SELECTED EXCERPT.
========================

Thursday, June 23, 2016

Hospitals Acquisitions of Physician Practices


Traditionally, physicians in the United States have owned and managed their medical practices.   Hospitals are finding it more and more difficult to employ physicians to take care of hospital patients.  Hospitals attempted to solve this problem by pursuing collaborations with physicians through collaborations with physician practice management companies.  Now, facing financial pressures, hospitals and physicians are looking to go back to a direct employment business model. 

Hospitals can benefit from industry and regulatory changes and address immediate operational needs, such as staffing shortages, incentive compensations options, increasing market share, increasing Medicare reimbursement and reducing the threat of competition.  Physicians would no longer have to struggle with quality of life issues, shrinking reimbursements, increased capital costs, and expanded regulations.  Physicians are frustrated with the burdens private practice brings, i.e., investments in new technologies such as electronic health records, and growing criticism of physicians using tangential financial opportunities to supplement their income.

========================

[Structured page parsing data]

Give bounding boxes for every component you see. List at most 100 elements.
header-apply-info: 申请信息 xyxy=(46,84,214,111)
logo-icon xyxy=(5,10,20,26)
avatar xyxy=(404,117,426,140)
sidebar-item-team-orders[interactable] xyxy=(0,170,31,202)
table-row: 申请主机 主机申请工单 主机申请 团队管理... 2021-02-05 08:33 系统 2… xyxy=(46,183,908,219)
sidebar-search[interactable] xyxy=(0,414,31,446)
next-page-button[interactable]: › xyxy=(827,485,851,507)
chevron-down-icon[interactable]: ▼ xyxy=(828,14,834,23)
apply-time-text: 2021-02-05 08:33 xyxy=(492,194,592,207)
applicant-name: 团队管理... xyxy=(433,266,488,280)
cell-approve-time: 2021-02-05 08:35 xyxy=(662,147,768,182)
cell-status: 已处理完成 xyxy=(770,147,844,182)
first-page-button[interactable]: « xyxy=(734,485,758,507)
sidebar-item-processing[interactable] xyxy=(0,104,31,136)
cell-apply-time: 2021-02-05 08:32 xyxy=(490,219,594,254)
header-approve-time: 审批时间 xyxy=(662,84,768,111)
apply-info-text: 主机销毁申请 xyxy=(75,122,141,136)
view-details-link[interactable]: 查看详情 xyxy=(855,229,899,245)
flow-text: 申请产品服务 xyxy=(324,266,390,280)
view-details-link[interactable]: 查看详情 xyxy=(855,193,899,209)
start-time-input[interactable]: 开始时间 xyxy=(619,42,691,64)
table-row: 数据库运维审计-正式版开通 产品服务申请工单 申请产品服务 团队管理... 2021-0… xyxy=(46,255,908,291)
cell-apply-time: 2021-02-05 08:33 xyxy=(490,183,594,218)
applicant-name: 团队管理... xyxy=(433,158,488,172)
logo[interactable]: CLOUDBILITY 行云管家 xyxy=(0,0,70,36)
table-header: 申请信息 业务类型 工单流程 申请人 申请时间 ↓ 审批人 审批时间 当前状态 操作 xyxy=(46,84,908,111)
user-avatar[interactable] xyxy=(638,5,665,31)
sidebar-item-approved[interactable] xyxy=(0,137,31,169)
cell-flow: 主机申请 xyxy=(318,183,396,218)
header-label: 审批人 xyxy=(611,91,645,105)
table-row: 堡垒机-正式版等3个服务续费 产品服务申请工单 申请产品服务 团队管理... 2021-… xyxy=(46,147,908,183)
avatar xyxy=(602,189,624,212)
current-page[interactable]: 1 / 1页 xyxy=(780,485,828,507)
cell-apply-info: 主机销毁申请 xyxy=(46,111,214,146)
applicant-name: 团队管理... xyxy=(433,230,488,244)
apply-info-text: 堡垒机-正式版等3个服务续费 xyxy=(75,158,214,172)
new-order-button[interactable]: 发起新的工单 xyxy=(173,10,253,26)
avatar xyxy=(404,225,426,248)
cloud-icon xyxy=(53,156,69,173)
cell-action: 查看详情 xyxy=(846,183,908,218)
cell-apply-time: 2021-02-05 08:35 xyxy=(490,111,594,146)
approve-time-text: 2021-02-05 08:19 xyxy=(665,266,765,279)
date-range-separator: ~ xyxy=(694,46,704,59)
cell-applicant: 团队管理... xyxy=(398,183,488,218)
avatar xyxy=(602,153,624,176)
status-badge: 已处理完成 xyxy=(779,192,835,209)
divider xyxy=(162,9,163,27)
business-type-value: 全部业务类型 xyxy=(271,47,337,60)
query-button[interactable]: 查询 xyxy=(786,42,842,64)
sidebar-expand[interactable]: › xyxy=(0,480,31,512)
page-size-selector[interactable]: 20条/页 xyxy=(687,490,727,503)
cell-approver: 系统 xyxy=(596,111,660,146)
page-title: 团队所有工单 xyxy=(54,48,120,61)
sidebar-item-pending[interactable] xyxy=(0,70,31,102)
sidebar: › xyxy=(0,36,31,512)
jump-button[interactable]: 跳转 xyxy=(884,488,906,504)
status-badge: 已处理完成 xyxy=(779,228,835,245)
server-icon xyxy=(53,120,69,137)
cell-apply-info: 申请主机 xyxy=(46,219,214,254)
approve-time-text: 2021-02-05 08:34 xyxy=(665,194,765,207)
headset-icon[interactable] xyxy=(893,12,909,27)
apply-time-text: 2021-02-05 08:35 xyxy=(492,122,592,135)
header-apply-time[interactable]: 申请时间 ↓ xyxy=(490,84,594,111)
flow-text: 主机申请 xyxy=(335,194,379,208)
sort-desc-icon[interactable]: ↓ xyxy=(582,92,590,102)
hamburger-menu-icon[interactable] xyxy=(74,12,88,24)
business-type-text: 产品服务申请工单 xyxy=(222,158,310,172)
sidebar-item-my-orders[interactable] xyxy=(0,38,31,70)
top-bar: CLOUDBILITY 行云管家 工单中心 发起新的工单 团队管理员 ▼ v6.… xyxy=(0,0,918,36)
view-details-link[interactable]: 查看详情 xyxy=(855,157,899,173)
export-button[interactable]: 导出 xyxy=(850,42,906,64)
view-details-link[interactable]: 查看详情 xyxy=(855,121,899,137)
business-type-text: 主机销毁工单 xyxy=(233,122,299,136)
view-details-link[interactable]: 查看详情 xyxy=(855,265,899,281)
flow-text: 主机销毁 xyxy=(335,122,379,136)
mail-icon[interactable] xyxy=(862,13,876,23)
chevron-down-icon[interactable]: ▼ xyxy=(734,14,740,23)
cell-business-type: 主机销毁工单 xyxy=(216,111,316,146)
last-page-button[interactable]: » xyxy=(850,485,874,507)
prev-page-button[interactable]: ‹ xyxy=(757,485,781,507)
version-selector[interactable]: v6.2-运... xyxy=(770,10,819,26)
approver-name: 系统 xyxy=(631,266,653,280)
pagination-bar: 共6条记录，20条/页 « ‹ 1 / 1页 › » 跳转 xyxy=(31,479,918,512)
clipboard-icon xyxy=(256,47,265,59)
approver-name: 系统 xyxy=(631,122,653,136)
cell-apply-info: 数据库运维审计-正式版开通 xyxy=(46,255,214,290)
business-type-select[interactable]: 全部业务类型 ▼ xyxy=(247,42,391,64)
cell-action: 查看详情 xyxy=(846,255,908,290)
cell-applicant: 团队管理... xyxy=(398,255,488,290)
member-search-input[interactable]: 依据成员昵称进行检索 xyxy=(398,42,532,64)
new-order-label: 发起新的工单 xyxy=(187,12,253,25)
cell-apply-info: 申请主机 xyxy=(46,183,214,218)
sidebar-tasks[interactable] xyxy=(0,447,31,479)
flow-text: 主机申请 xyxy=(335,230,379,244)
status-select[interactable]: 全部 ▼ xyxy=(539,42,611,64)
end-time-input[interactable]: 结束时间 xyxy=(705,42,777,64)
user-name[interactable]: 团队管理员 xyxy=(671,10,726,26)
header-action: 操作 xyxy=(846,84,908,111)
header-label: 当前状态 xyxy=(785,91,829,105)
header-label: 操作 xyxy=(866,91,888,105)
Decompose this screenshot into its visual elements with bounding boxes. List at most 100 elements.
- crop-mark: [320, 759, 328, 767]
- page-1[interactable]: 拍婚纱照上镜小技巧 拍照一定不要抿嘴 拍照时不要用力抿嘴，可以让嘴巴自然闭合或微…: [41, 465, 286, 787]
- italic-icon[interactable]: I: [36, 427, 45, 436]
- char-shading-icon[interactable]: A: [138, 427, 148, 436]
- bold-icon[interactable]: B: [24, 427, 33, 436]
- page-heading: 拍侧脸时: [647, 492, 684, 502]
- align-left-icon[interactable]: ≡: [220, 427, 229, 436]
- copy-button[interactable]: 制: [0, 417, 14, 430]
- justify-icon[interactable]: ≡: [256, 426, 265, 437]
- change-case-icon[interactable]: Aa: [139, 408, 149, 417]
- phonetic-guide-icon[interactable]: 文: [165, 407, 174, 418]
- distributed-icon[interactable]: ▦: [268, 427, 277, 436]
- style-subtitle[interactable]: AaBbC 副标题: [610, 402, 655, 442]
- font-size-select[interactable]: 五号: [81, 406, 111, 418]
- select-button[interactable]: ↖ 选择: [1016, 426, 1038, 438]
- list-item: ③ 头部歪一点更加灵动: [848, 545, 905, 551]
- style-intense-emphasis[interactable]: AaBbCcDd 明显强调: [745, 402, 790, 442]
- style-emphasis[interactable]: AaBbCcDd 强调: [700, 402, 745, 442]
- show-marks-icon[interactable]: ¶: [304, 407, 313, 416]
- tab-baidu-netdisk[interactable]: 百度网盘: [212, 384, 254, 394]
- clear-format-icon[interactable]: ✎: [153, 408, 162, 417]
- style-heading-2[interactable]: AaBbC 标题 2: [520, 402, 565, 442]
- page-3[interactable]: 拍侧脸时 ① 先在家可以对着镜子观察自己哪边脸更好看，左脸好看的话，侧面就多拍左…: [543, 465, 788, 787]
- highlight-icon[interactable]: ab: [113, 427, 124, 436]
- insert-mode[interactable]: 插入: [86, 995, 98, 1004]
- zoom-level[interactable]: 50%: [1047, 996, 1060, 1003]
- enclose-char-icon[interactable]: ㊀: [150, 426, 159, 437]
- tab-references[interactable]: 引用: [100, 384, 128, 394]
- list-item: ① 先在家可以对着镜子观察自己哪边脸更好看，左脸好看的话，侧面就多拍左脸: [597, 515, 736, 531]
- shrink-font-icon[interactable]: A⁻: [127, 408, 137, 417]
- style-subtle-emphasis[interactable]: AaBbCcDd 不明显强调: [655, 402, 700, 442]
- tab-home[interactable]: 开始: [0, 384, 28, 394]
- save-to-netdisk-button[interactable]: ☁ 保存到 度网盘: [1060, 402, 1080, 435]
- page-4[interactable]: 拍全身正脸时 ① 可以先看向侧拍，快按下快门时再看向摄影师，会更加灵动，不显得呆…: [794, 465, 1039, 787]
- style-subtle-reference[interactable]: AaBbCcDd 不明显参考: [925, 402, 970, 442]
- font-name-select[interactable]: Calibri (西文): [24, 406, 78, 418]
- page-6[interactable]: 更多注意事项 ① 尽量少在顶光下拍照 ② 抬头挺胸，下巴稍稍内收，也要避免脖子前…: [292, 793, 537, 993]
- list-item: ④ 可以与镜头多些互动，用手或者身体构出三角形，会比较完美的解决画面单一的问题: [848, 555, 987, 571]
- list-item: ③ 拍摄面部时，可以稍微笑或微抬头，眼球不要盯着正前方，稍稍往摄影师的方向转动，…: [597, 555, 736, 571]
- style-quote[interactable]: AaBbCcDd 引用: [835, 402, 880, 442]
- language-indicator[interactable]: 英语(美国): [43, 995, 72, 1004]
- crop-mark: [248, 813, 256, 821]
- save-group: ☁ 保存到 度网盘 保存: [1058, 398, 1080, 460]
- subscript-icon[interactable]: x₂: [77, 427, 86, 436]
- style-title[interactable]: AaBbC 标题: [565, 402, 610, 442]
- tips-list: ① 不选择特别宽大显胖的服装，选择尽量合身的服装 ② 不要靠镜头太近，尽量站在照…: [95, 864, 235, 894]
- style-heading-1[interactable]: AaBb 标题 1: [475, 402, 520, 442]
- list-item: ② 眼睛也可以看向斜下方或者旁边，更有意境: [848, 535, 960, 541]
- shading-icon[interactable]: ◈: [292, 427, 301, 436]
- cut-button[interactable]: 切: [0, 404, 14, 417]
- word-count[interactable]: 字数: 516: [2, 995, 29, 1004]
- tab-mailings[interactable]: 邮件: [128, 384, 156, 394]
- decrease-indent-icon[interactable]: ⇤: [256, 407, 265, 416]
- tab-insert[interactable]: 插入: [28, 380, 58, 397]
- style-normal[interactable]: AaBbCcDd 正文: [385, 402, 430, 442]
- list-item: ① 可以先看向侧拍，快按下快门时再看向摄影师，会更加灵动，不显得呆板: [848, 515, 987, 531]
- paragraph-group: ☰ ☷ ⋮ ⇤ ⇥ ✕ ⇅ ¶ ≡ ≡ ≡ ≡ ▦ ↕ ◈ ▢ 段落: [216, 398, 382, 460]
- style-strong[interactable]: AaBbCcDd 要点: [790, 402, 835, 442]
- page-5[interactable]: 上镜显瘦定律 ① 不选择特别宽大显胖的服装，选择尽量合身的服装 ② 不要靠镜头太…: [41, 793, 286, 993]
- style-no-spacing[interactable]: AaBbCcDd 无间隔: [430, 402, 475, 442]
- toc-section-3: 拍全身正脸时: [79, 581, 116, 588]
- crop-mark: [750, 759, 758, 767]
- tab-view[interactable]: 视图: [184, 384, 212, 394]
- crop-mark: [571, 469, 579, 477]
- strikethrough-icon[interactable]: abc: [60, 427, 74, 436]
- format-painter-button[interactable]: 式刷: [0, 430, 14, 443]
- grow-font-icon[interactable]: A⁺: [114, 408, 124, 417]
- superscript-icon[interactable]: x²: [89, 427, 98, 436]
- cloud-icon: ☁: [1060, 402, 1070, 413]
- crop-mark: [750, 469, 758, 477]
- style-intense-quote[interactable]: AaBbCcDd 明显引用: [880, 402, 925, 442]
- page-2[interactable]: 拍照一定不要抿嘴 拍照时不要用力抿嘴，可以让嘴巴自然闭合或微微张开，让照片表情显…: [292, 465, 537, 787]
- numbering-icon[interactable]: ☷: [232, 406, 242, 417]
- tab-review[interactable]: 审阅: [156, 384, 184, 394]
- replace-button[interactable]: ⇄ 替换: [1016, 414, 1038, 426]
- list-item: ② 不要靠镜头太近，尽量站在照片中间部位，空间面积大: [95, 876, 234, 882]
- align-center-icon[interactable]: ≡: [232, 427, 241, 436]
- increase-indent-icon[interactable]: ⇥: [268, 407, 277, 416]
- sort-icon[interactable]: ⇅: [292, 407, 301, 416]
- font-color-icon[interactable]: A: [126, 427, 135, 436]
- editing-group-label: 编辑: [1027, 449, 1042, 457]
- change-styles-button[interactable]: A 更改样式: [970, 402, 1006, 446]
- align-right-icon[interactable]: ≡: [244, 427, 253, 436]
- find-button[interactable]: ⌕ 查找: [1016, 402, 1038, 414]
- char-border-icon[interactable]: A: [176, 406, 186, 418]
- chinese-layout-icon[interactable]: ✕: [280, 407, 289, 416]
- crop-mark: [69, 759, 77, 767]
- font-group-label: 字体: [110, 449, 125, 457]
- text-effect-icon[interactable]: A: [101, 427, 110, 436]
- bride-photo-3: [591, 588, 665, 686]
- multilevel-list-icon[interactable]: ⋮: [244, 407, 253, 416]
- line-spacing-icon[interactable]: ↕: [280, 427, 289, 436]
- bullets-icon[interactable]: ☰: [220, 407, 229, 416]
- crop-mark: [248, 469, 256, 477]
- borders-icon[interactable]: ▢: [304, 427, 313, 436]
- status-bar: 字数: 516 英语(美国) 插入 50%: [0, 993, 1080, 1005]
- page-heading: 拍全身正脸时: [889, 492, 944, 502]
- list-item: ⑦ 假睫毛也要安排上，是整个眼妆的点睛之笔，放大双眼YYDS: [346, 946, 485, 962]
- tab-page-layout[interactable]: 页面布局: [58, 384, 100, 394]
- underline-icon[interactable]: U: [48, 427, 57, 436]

========================

Please rewrite the piece on hospital acquisitions of physician practices between "Hospitals Acquisitions of" and "employment business model.", inclusive, changing "financial pressures" to "economic pressures".

WRITTEN SOLUTION.
Hospitals Acquisitions of Physician Practices


Traditionally, physicians in the United States have owned and managed their medical practices.   Hospitals are finding it more and more difficult to employ physicians to take care of hospital patients.  Hospitals attempted to solve this problem by pursuing collaborations with physicians through collaborations with physician practice management companies.  Now, facing economic pressures, hospitals and physicians are looking to go back to a direct employment business model.